■ Exercise ■
Retype every entry exactly, character for character.

■ Given records ■

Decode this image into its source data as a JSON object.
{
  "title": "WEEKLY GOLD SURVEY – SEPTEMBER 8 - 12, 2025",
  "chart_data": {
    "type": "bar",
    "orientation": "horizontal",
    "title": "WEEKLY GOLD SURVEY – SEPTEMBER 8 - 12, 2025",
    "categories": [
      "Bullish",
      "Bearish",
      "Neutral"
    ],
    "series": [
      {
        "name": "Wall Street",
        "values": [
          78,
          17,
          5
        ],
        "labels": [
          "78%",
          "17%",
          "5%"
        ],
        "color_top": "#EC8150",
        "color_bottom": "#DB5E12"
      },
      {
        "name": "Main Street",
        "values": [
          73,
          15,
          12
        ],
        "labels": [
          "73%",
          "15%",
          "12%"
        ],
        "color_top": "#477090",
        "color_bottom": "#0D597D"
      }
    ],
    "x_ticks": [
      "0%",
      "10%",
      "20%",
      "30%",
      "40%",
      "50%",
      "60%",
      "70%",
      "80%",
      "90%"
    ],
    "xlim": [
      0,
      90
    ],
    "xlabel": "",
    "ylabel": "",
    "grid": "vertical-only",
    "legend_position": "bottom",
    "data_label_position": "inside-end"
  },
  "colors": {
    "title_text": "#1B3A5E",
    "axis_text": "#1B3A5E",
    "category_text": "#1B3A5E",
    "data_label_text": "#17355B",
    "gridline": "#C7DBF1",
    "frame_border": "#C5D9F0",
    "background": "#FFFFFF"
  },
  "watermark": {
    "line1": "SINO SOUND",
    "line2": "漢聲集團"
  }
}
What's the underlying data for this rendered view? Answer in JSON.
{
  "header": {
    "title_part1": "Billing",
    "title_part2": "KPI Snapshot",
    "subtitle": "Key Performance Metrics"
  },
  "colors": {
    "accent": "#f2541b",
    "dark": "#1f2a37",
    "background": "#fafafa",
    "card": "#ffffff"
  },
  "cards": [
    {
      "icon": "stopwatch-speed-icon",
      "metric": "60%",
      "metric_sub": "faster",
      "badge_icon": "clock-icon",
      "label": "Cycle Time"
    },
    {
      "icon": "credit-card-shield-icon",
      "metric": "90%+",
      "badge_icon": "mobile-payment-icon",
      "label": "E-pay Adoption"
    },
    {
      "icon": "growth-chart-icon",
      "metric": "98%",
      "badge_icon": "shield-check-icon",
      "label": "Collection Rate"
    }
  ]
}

■ Result for this task ■
Decode this image into its source data as a JSON object.
{
  "title": "WEEKLY GOLD SURVEY – SEPTEMBER 8 - 12, 2025",
  "chart_data": {
    "type": "bar",
    "orientation": "horizontal",
    "title": "WEEKLY GOLD SURVEY – SEPTEMBER 8 - 12, 2025",
    "categories": [
      "Bullish",
      "Bearish",
      "Neutral"
    ],
    "series": [
      {
        "name": "Wall Street",
        "values": [
          78,
          17,
          5
        ],
        "labels": [
          "78%",
          "17%",
          "5%"
        ],
        "color_top": "#EC8150",
        "color_bottom": "#DB5E12"
      },
      {
        "name": "Main Street",
        "values": [
          73,
          15,
          12
        ],
        "labels": [
          "73%",
          "15%",
          "12%"
        ],
        "color_top": "#477090",
        "color_bottom": "#0D597D"
      }
    ],
    "x_ticks": [
      "0%",
      "10%",
      "20%",
      "30%",
      "40%",
      "50%",
      "60%",
      "70%",
      "80%",
      "90%"
    ],
    "xlim": [
      0,
      90
    ],
    "xlabel": "",
    "ylabel": "",
    "grid": "vertical-only",
    "legend_position": "bottom",
    "data_label_position": "inside-end"
  },
  "colors": {
    "title_text": "#1B3A5E",
    "axis_text": "#1B3A5E",
    "category_text": "#1B3A5E",
    "data_label_text": "#17355B",
    "gridline": "#C7DBF1",
    "frame_border": "#C5D9F0",
    "background": "#FFFFFF"
  },
  "watermark": {
    "line1": "SINO SOUND",
    "line2": "漢聲集團"
  }
}
What's the underlying data for this rendered view? Answer in JSON.
{
  "header": {
    "title_part1": "Billing",
    "title_part2": "KPI Snapshot",
    "subtitle": "Key Performance Metrics"
  },
  "colors": {
    "accent": "#f2541b",
    "dark": "#1f2a37",
    "background": "#fafafa",
    "card": "#ffffff"
  },
  "cards": [
    {
      "icon": "stopwatch-speed-icon",
      "metric": "60%",
      "metric_sub": "faster",
      "badge_icon": "clock-icon",
      "label": "Cycle Time"
    },
    {
      "icon": "credit-card-shield-icon",
      "metric": "90%+",
      "badge_icon": "mobile-payment-icon",
      "label": "E-pay Adoption"
    },
    {
      "icon": "growth-chart-icon",
      "metric": "98%",
      "badge_icon": "shield-check-icon",
      "label": "Collection Rate"
    }
  ]
}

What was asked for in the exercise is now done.